# Requirement:
Extract the full set of records that follows, word for word.

* begin *

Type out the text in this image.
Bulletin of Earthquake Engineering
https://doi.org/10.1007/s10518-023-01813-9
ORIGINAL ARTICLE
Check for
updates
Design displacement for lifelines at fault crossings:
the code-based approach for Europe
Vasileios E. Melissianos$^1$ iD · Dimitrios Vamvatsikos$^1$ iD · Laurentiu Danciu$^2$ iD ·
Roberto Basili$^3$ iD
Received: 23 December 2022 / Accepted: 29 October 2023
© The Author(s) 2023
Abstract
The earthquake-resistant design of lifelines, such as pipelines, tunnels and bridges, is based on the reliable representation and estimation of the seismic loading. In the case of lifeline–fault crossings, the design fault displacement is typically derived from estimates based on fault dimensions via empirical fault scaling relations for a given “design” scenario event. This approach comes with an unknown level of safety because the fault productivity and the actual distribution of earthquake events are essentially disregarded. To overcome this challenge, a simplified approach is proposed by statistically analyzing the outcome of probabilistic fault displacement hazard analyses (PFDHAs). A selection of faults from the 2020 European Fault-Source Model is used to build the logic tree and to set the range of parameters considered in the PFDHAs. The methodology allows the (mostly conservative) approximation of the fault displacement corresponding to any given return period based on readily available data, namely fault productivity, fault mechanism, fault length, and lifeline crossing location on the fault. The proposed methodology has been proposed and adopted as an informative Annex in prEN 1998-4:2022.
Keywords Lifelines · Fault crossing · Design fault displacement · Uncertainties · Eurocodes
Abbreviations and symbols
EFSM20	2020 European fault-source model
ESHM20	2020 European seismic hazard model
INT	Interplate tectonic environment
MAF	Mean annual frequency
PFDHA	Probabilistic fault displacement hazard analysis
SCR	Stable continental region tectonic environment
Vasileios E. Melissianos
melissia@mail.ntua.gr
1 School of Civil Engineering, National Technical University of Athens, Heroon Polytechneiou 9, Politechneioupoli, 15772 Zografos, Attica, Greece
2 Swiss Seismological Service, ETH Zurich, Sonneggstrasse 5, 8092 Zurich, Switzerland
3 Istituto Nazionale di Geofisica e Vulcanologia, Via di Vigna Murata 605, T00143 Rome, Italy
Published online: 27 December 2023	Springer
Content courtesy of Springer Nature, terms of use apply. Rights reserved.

* end *

# Solution for this problem:
Type out the text in this image.
Bulletin of Earthquake Engineering
https://doi.org/10.1007/s10518-023-01813-9
ORIGINAL ARTICLE
Check for
updates
Design displacement for lifelines at fault crossings:
the code-based approach for Europe
Vasileios E. Melissianos$^1$ iD · Dimitrios Vamvatsikos$^1$ iD · Laurentiu Danciu$^2$ iD ·
Roberto Basili$^3$ iD
Received: 23 December 2022 / Accepted: 29 October 2023
© The Author(s) 2023
Abstract
The earthquake-resistant design of lifelines, such as pipelines, tunnels and bridges, is based on the reliable representation and estimation of the seismic loading. In the case of lifeline–fault crossings, the design fault displacement is typically derived from estimates based on fault dimensions via empirical fault scaling relations for a given “design” scenario event. This approach comes with an unknown level of safety because the fault productivity and the actual distribution of earthquake events are essentially disregarded. To overcome this challenge, a simplified approach is proposed by statistically analyzing the outcome of probabilistic fault displacement hazard analyses (PFDHAs). A selection of faults from the 2020 European Fault-Source Model is used to build the logic tree and to set the range of parameters considered in the PFDHAs. The methodology allows the (mostly conservative) approximation of the fault displacement corresponding to any given return period based on readily available data, namely fault productivity, fault mechanism, fault length, and lifeline crossing location on the fault. The proposed methodology has been proposed and adopted as an informative Annex in prEN 1998-4:2022.
Keywords Lifelines · Fault crossing · Design fault displacement · Uncertainties · Eurocodes
Abbreviations and symbols
EFSM20	2020 European fault-source model
ESHM20	2020 European seismic hazard model
INT	Interplate tectonic environment
MAF	Mean annual frequency
PFDHA	Probabilistic fault displacement hazard analysis
SCR	Stable continental region tectonic environment
Vasileios E. Melissianos
melissia@mail.ntua.gr
1 School of Civil Engineering, National Technical University of Athens, Heroon Polytechneiou 9, Politechneioupoli, 15772 Zografos, Attica, Greece
2 Swiss Seismological Service, ETH Zurich, Sonneggstrasse 5, 8092 Zurich, Switzerland
3 Istituto Nazionale di Geofisica e Vulcanologia, Via di Vigna Murata 605, T00143 Rome, Italy
Published online: 27 December 2023	Springer
Content courtesy of Springer Nature, terms of use apply. Rights reserved.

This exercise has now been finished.